Exercise text ->
-- Opening Marker --

Ted Leo, Red Monkey, Lords Poster
Poster by @Sumlin
Ted Leo and the Pharmacists
Red Monkey
Date: Saturday 5 March 2005
Venue: Green's Mill School Hall, Sneinton, Nottingham

I don't really remember that much about the bands if I'm honest. Lords were loud and I seem to recall the bands playing on a stage that had a white sheet hanging as a backdrop. There may or may not have been projections on that sheet. 

This was probably the first gig that I attended that truly exposed me to Nottingham's underground and DIY music scene. It made me realise that there was some sort of scene going on in Nottingham. And there were many people in the that night who would somehow indirectly or directly have some sort of presence and influence on my life, even if at the time I did not know it.

-- Closing Marker --

Information supplied ->
-- Opening Marker --

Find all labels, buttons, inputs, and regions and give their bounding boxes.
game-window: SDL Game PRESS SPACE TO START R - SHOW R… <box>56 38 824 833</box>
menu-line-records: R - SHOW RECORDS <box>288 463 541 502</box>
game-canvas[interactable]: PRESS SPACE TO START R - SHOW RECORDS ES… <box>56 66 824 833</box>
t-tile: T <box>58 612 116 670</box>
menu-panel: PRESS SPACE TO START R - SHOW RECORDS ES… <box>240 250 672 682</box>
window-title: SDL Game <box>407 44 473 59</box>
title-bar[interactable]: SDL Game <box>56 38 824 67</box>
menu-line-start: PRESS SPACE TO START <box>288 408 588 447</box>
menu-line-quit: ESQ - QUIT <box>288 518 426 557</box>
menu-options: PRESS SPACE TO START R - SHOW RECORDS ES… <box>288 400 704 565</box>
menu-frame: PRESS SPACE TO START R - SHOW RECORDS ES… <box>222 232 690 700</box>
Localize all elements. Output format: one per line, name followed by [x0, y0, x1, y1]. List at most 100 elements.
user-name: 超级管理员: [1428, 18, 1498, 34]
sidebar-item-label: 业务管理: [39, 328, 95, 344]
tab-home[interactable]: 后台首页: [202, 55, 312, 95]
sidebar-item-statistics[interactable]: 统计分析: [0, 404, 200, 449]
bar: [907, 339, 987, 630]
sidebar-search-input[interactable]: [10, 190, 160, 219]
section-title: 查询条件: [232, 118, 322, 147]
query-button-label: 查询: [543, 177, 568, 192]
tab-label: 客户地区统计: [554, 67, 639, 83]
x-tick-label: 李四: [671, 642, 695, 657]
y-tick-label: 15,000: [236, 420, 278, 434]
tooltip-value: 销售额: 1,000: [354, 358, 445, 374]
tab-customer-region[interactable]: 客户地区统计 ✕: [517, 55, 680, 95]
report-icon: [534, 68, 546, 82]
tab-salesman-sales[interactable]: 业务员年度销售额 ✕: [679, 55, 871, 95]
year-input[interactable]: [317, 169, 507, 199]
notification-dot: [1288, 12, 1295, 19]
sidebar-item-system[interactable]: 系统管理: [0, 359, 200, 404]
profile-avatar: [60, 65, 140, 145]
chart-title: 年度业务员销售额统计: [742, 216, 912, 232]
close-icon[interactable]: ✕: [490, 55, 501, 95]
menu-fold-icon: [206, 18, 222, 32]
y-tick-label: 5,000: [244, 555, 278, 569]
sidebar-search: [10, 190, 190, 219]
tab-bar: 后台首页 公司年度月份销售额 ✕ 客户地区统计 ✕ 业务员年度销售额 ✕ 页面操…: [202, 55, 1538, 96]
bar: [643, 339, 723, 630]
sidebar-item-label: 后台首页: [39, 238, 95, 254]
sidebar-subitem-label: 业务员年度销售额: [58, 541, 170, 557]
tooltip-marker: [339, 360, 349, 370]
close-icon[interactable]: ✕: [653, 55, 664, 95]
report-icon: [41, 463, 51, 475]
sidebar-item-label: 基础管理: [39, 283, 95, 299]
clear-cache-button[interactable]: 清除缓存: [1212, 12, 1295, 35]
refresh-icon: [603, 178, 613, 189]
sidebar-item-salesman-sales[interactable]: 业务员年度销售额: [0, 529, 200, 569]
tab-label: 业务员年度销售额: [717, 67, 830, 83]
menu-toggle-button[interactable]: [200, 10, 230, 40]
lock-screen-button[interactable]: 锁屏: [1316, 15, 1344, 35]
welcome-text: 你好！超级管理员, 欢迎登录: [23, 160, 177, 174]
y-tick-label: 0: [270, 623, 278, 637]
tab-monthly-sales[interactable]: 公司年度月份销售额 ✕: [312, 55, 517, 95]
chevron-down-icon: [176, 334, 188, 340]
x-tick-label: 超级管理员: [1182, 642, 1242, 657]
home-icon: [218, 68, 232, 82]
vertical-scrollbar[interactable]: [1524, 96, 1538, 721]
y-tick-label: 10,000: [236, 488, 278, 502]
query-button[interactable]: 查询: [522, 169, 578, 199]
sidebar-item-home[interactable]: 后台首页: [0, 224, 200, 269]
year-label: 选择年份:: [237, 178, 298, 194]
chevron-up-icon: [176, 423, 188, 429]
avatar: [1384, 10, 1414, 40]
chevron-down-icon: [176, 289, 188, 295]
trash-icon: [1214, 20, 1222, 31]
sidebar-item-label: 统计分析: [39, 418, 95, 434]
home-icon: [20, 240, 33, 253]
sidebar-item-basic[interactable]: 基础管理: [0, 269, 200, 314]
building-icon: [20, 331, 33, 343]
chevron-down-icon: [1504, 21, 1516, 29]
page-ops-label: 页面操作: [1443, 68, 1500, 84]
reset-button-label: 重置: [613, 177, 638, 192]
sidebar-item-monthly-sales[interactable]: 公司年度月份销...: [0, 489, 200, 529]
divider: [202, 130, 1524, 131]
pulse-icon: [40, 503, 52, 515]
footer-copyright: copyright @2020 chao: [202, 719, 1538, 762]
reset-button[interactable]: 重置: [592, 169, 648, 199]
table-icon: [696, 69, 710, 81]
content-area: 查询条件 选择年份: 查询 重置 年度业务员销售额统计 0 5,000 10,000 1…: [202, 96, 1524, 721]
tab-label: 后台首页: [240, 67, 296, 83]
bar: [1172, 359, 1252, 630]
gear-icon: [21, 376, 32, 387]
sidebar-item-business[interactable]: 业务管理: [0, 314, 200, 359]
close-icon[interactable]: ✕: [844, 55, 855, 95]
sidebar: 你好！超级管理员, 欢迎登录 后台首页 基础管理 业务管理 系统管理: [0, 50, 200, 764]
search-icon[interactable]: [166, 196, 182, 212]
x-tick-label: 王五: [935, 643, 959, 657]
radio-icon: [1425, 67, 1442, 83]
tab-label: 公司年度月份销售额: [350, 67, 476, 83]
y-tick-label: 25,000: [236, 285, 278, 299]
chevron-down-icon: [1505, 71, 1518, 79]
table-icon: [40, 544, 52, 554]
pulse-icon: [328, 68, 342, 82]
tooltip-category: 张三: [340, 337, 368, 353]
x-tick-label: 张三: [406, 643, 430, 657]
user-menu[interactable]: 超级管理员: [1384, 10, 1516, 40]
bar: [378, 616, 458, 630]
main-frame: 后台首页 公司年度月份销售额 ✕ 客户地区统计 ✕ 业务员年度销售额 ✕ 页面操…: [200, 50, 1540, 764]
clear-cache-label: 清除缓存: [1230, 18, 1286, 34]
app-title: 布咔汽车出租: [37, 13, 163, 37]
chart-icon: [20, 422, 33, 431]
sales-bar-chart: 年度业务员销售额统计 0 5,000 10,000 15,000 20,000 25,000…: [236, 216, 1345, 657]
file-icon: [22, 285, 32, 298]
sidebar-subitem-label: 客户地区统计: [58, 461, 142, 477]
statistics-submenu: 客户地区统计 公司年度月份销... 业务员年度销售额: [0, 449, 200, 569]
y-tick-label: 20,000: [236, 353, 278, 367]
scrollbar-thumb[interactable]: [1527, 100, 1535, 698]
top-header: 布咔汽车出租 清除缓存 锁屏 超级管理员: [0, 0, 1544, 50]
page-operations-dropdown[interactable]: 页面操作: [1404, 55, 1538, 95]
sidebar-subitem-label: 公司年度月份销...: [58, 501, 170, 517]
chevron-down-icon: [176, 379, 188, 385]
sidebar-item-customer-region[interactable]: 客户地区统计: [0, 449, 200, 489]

-- Closing Marker --

Action item -> Copy out the account of the March 2005 Nottingham gig in full, word for word.

Problem solution ->
Ted Leo, Red Monkey, Lords Poster
Poster by @Sumlin
Ted Leo and the Pharmacists
Red Monkey
Date: Saturday 5 March 2005
Venue: Green's Mill School Hall, Sneinton, Nottingham

I don't really remember that much about the bands if I'm honest. Lords were loud and I seem to recall the bands playing on a stage that had a white sheet hanging as a backdrop. There may or may not have been projections on that sheet. 

This was probably the first gig that I attended that truly exposed me to Nottingham's underground and DIY music scene. It made me realise that there was some sort of scene going on in Nottingham. And there were many people in the that night who would somehow indirectly or directly have some sort of presence and influence on my life, even if at the time I did not know it.